(Task to carry out): Look for the string "确保执法决定合法适当" in every line, and copy each line that has it.

>> begin Input

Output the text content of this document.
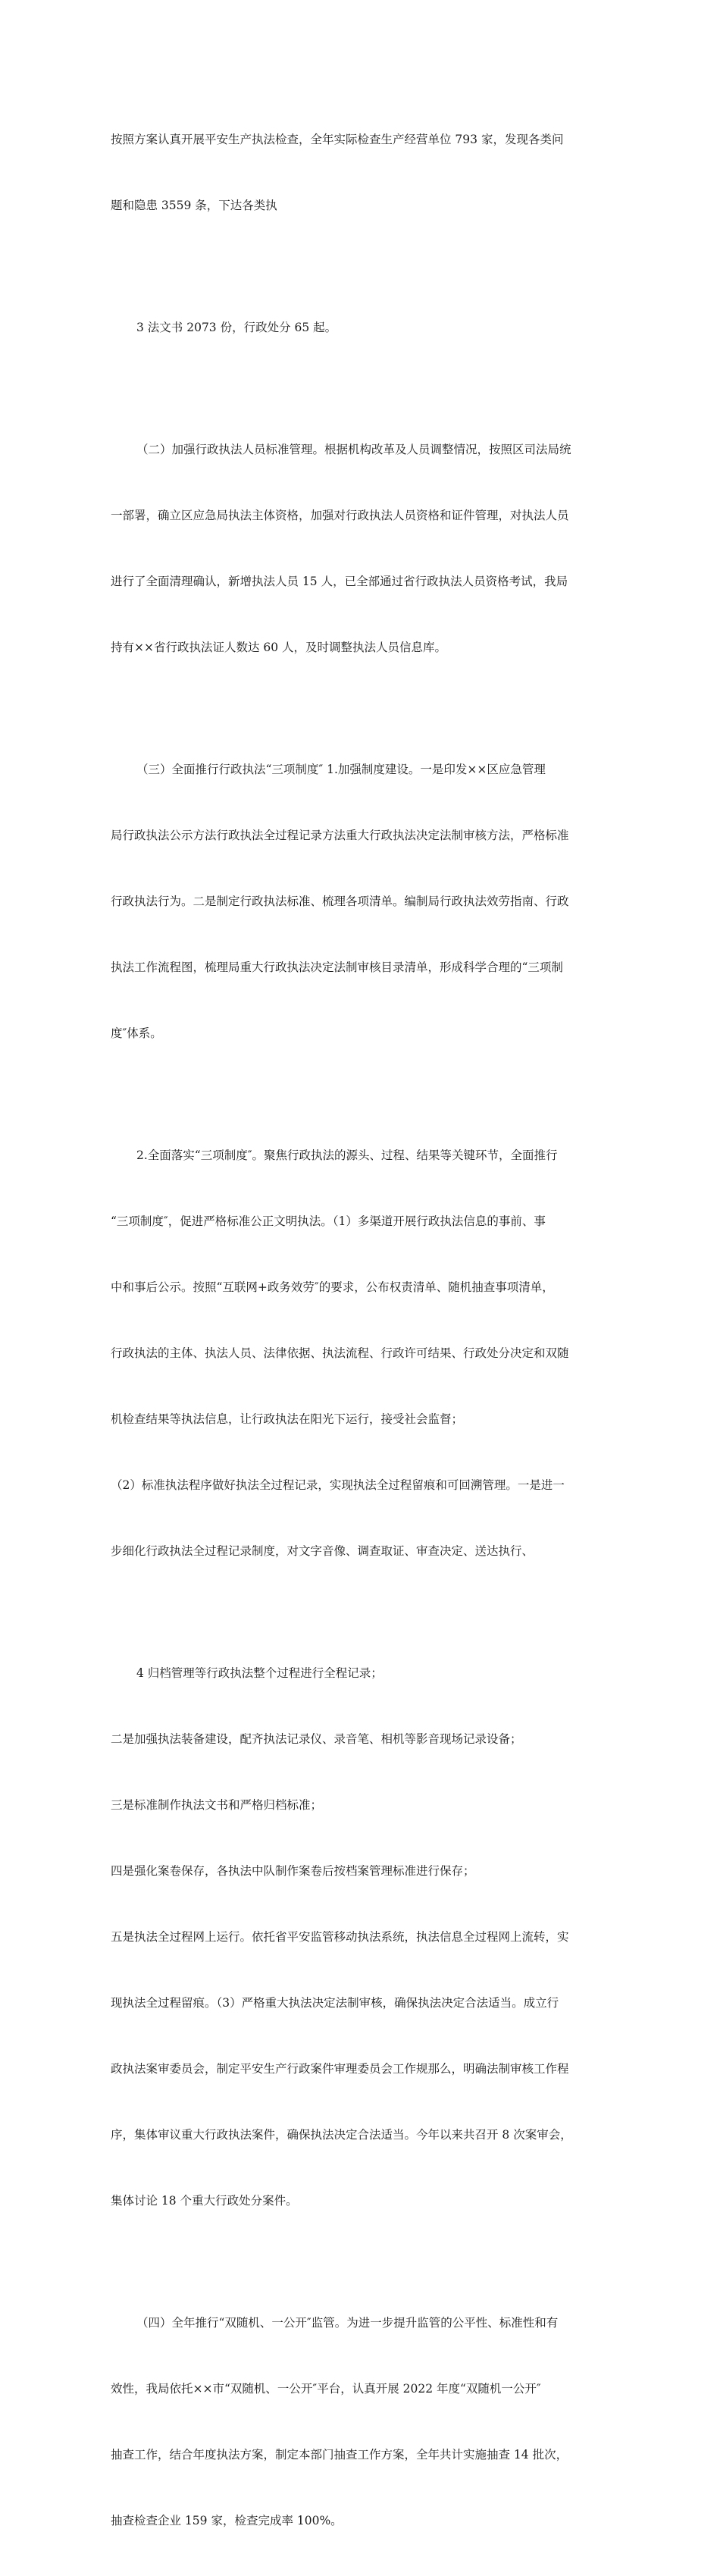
按照方案认真开展平安生产执法检查，全年实际检查生产经营单位 793 家，发现各类问

题和隐患 3559 条，下达各类执

3 法文书 2073 份，行政处分 65 起。

（二）加强行政执法人员标准管理。根据机构改革及人员调整情况，按照区司法局统

一部署，确立区应急局执法主体资格，加强对行政执法人员资格和证件管理，对执法人员

进行了全面清理确认，新增执法人员 15 人，已全部通过省行政执法人员资格考试，我局

持有××省行政执法证人数达 60 人，及时调整执法人员信息库。

（三）全面推行行政执法“三项制度″ 1.加强制度建设。一是印发××区应急管理

局行政执法公示方法行政执法全过程记录方法重大行政执法决定法制审核方法，严格标准

行政执法行为。二是制定行政执法标准、梳理各项清单。编制局行政执法效劳指南、行政

执法工作流程图，梳理局重大行政执法决定法制审核目录清单，形成科学合理的“三项制

度″体系。

2.全面落实“三项制度″。聚焦行政执法的源头、过程、结果等关键环节，全面推行

“三项制度″，促进严格标准公正文明执法。（1）多渠道开展行政执法信息的事前、事

中和事后公示。按照“互联网+政务效劳″的要求，公布权责清单、随机抽查事项清单，

行政执法的主体、执法人员、法律依据、执法流程、行政许可结果、行政处分决定和双随

机检查结果等执法信息，让行政执法在阳光下运行，接受社会监督；

（2）标准执法程序做好执法全过程记录，实现执法全过程留痕和可回溯管理。一是进一

步细化行政执法全过程记录制度，对文字音像、调查取证、审查决定、送达执行、

4 归档管理等行政执法整个过程进行全程记录；

二是加强执法装备建设，配齐执法记录仪、录音笔、相机等影音现场记录设备；

三是标准制作执法文书和严格归档标准；

四是强化案卷保存，各执法中队制作案卷后按档案管理标准进行保存；

五是执法全过程网上运行。依托省平安监管移动执法系统，执法信息全过程网上流转，实

现执法全过程留痕。（3）严格重大执法决定法制审核，确保执法决定合法适当。成立行

政执法案审委员会，制定平安生产行政案件审理委员会工作规那么，明确法制审核工作程

序，集体审议重大行政执法案件，确保执法决定合法适当。今年以来共召开 8 次案审会，

集体讨论 18 个重大行政处分案件。

（四）全年推行“双随机、一公开″监管。为进一步提升监管的公平性、标准性和有

效性，我局依托××市“双随机、一公开″平台，认真开展 2022 年度“双随机一公开″

抽查工作，结合年度执法方案，制定本部门抽查工作方案，全年共计实施抽查 14 批次，

抽查检查企业 159 家，检查完成率 100%。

>> end Input

(Answer below):
现执法全过程留痕。（3）严格重大执法决定法制审核，确保执法决定合法适当。成立行
序，集体审议重大行政执法案件，确保执法决定合法适当。今年以来共召开 8 次案审会，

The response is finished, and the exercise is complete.